- WHAT IS REQUIRED:
Tally each line where the word "снижение" occurs, then give only the total.

- GIVEN RECORDS:
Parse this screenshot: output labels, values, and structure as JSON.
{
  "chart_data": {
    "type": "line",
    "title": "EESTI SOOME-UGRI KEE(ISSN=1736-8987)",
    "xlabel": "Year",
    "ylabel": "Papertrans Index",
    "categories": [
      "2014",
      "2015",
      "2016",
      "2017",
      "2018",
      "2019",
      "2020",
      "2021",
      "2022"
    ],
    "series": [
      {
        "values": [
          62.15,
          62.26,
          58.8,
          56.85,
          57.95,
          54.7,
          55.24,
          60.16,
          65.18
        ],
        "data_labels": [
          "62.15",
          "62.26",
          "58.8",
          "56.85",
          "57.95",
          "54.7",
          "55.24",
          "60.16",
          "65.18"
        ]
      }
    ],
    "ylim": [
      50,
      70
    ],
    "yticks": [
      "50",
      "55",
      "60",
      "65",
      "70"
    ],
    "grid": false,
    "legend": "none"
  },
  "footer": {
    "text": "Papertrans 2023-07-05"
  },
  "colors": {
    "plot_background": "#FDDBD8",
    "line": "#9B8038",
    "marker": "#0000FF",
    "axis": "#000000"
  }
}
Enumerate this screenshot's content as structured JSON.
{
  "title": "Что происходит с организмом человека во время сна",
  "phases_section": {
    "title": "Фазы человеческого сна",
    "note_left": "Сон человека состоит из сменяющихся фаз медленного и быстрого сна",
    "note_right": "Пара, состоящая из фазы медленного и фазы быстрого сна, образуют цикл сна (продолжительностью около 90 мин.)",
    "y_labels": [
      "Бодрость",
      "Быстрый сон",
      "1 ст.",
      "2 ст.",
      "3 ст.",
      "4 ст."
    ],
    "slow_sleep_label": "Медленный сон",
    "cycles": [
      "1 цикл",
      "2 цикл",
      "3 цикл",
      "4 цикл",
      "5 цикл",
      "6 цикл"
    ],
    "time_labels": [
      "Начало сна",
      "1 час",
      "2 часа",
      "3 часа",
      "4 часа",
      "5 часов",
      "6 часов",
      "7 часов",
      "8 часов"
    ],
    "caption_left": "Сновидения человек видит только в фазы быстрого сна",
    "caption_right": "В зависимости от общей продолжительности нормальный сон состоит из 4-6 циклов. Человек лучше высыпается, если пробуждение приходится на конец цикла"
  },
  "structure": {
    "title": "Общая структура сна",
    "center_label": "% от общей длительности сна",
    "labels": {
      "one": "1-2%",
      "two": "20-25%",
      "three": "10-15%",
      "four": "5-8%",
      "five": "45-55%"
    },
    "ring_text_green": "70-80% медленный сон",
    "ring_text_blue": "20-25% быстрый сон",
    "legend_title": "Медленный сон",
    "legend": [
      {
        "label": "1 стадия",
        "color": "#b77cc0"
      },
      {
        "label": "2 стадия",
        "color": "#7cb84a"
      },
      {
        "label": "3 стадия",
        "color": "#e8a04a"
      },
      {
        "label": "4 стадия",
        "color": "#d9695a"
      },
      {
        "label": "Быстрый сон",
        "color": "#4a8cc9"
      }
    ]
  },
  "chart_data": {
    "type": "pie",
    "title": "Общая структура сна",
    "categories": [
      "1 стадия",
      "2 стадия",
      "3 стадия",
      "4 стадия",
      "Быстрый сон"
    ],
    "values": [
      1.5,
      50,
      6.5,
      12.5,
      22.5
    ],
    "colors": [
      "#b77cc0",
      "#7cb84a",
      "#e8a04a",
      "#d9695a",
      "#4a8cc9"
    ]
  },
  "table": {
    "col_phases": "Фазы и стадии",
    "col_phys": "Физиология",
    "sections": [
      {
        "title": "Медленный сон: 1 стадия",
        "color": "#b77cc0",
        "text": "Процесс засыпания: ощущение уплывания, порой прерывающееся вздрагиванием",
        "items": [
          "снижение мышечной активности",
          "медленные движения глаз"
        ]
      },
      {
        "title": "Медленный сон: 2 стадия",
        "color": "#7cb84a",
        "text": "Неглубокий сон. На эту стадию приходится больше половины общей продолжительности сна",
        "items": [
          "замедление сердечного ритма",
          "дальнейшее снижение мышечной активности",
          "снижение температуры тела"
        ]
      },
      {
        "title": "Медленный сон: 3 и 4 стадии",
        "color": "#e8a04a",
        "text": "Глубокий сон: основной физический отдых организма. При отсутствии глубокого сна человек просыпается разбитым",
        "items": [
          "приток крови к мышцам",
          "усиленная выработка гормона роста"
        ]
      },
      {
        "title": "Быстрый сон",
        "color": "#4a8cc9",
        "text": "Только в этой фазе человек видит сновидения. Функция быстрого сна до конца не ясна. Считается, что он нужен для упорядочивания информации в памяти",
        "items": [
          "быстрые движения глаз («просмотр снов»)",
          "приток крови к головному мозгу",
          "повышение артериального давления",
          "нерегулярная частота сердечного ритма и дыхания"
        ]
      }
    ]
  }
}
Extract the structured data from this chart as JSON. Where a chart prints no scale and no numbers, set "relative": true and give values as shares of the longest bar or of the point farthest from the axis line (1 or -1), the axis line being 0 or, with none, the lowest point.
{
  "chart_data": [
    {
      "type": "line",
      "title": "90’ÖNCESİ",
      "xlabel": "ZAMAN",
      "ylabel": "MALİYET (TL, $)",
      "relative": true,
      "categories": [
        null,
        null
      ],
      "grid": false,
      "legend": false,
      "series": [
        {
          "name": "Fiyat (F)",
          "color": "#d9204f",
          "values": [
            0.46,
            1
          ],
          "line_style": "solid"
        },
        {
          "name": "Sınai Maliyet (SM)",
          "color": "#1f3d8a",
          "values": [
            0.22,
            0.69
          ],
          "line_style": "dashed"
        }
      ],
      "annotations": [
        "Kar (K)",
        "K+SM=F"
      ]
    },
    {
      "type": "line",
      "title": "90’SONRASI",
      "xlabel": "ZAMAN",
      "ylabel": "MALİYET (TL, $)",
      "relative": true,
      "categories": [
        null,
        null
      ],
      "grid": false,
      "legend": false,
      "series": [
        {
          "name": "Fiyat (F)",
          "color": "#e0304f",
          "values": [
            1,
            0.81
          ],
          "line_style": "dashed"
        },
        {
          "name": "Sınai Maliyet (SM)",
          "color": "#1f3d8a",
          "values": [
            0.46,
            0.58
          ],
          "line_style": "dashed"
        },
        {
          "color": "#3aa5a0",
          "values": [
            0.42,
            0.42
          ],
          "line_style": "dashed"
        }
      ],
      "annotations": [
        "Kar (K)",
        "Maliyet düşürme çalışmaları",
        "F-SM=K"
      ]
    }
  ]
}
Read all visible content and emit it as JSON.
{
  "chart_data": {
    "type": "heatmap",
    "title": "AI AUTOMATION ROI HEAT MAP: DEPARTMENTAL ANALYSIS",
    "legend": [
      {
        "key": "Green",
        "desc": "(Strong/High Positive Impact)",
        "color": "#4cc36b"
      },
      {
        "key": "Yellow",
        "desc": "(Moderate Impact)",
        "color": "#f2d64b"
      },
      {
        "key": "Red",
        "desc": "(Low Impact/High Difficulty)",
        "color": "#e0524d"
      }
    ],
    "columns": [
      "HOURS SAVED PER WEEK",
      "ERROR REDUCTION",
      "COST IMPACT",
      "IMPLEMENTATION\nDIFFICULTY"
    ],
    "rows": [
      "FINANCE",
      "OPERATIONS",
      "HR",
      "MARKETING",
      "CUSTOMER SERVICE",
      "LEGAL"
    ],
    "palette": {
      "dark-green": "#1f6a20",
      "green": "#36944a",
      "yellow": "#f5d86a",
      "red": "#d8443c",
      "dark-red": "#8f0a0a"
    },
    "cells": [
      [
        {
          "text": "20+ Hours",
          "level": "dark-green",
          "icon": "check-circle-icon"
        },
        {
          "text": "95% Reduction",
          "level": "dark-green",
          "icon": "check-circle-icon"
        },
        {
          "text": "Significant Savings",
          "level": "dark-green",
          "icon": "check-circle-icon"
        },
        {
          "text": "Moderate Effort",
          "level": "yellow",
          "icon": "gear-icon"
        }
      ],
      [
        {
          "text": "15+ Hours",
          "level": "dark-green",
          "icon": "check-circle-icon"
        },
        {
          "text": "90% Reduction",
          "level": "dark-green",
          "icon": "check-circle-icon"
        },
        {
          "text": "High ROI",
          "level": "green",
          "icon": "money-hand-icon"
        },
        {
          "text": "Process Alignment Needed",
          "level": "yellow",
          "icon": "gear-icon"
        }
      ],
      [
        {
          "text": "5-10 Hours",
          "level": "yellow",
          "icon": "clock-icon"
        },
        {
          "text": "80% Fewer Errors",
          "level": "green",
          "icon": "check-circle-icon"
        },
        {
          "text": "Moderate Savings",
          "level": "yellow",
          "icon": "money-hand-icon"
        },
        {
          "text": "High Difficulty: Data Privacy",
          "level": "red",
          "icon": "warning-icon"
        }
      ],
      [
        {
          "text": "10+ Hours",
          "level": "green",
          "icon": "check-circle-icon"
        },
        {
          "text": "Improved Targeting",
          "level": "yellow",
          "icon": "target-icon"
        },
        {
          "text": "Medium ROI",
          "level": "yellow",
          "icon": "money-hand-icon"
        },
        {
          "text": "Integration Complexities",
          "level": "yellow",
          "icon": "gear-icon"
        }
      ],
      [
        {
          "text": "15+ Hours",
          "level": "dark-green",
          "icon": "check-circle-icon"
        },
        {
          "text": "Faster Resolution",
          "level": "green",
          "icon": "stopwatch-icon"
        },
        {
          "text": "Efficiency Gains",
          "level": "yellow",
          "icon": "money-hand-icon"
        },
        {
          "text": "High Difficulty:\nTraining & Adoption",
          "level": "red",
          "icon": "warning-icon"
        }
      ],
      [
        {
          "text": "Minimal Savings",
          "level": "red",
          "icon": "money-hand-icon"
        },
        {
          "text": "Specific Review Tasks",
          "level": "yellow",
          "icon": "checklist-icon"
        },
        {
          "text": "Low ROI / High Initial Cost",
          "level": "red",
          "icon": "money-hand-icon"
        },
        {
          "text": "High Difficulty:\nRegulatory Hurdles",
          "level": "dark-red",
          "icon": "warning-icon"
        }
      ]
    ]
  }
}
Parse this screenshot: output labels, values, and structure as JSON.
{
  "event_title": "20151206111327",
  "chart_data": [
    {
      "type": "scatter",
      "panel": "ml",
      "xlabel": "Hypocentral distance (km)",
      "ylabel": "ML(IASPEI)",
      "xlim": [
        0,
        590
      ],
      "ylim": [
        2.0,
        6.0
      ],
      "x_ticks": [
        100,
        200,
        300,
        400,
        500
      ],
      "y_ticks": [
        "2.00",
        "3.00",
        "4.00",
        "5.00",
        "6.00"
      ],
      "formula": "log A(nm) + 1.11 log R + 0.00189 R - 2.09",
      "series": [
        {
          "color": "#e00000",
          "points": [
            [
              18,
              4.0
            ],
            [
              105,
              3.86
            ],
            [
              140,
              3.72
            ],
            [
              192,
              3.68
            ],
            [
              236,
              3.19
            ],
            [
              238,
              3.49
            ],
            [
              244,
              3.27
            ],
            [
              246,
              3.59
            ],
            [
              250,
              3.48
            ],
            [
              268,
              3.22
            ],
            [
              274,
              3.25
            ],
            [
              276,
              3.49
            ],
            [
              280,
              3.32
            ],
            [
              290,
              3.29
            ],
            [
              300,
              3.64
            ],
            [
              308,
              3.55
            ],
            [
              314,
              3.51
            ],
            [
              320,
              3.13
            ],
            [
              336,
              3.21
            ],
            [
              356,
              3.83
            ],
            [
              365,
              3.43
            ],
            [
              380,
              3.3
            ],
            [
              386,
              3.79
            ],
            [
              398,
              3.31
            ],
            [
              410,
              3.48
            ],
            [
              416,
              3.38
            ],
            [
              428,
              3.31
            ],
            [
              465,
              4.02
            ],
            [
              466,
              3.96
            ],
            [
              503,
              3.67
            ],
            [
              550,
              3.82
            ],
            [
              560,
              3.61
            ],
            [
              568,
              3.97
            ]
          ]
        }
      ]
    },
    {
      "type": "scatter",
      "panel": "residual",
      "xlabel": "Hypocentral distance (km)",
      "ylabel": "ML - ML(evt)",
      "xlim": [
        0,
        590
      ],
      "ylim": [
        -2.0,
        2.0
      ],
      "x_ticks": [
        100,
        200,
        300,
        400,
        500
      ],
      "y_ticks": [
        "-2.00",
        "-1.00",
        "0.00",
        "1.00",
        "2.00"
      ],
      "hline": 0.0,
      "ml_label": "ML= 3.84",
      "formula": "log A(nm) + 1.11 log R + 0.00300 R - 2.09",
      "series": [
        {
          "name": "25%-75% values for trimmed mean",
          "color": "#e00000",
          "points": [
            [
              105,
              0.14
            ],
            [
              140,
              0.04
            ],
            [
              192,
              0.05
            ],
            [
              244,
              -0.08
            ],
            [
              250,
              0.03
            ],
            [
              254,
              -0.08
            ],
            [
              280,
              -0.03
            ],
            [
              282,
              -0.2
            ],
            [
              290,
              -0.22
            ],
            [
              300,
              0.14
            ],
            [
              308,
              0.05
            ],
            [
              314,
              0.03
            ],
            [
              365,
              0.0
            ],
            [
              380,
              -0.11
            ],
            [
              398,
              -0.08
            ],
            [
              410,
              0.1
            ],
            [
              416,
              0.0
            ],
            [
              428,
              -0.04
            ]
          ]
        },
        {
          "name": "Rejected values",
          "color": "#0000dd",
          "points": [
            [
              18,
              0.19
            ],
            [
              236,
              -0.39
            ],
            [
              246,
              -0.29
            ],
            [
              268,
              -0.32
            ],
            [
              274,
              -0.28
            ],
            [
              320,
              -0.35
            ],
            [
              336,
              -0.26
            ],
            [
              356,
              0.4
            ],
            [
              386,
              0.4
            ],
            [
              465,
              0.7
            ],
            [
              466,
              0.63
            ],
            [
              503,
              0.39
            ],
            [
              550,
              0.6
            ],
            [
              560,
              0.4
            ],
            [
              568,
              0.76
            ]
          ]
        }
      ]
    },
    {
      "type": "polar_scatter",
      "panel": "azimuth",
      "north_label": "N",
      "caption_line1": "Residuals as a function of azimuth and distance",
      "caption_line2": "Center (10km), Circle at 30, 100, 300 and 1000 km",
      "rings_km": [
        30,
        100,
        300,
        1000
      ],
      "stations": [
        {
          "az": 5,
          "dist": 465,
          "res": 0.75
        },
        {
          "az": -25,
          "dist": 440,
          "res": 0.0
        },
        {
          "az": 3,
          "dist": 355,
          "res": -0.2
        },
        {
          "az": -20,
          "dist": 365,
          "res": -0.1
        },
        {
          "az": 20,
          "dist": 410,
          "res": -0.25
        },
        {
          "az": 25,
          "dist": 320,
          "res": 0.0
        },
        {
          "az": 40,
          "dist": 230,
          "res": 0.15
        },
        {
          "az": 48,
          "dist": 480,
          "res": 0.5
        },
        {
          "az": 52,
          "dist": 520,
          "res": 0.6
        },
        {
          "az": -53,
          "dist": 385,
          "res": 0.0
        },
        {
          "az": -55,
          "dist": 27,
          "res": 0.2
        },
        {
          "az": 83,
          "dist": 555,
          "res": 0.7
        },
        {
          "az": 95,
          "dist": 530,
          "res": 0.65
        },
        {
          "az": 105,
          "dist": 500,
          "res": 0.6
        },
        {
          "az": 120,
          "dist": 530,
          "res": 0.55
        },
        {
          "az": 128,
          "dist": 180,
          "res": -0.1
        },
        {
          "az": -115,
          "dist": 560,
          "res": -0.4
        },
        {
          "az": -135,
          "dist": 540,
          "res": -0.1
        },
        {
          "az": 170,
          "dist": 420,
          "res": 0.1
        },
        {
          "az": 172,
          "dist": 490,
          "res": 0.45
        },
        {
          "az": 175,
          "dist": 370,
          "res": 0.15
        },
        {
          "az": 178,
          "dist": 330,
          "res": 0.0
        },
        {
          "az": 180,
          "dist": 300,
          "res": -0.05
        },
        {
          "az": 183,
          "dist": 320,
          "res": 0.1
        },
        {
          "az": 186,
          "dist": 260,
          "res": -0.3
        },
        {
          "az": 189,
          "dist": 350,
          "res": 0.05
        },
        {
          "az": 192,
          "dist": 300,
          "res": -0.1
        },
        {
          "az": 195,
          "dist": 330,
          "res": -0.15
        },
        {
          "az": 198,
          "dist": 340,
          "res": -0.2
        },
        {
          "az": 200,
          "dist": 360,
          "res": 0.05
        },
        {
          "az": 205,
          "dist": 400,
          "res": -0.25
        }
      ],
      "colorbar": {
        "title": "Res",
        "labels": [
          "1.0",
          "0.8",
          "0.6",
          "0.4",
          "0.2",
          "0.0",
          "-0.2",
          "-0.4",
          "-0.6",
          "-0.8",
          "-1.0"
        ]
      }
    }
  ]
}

- FINAL ANSWER:
3